Dataset entries -
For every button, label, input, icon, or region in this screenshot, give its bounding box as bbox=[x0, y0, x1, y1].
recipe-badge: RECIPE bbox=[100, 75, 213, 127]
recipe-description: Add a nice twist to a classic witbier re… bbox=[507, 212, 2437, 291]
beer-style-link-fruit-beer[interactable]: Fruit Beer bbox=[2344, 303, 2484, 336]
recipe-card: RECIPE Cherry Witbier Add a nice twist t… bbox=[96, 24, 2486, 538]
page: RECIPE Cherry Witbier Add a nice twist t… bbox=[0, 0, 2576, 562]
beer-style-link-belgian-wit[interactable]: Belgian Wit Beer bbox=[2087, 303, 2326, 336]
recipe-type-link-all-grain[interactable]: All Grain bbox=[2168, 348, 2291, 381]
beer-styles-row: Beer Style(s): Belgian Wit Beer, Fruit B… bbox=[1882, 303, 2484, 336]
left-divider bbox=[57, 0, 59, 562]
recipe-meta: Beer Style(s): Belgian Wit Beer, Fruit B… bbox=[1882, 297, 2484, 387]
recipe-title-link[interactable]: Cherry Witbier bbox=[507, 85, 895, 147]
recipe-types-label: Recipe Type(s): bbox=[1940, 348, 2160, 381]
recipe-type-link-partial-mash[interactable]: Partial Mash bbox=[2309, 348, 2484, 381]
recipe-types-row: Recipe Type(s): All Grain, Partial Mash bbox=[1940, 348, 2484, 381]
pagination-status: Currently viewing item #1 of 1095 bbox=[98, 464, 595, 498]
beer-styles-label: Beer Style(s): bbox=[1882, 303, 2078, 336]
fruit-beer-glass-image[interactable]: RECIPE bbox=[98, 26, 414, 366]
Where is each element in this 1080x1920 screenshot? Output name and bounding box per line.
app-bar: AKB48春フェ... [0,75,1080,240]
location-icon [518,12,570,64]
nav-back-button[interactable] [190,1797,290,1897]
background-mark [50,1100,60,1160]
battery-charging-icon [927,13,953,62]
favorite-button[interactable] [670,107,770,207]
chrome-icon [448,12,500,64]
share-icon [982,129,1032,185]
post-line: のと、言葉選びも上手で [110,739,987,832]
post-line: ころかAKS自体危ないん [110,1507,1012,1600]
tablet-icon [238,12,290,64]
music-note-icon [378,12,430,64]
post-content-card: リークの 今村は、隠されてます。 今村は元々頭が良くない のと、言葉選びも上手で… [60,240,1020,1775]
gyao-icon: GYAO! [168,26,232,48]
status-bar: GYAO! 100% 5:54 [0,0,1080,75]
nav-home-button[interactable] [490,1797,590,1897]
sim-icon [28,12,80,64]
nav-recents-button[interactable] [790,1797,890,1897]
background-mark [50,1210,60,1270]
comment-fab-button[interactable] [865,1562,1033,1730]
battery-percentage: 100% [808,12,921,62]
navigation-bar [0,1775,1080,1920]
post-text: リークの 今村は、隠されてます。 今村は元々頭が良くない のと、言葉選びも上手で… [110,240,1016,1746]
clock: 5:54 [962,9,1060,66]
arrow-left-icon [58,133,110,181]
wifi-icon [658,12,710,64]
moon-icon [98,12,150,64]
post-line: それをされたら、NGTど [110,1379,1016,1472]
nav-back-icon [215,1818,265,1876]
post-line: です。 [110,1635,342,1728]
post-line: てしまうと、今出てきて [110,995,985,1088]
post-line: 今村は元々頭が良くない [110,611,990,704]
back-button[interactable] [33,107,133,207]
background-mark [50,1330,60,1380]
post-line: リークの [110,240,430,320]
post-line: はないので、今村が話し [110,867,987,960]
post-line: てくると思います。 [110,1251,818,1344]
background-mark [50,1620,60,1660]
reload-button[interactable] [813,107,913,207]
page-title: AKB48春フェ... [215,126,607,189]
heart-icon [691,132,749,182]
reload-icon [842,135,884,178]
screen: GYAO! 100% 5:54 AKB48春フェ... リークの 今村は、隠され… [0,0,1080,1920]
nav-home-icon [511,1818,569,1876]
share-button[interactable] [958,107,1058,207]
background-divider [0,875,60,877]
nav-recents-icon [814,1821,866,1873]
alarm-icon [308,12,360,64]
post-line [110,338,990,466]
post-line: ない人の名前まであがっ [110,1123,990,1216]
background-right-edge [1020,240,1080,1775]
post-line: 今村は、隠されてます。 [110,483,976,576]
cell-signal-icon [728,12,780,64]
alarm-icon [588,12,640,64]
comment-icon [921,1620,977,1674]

Directions for this task -
Arrange the data above, from its first line through the line containing "recipe-description: Add a", into a Markdown table with the columns Row and Line. Give each line a row number and skip any blank lines.

Answer below -
| Row | Line |
|---|---|
| 1 | For every button, label, input, icon, or region in this screenshot, give its bounding box as bbox=[x0, y0, x1, y1]. |
| 2 | recipe-badge: RECIPE bbox=[100, 75, 213, 127] |
| 3 | recipe-description: Add a nice twist to a classic witbier re… bbox=[507, 212, 2437, 291] |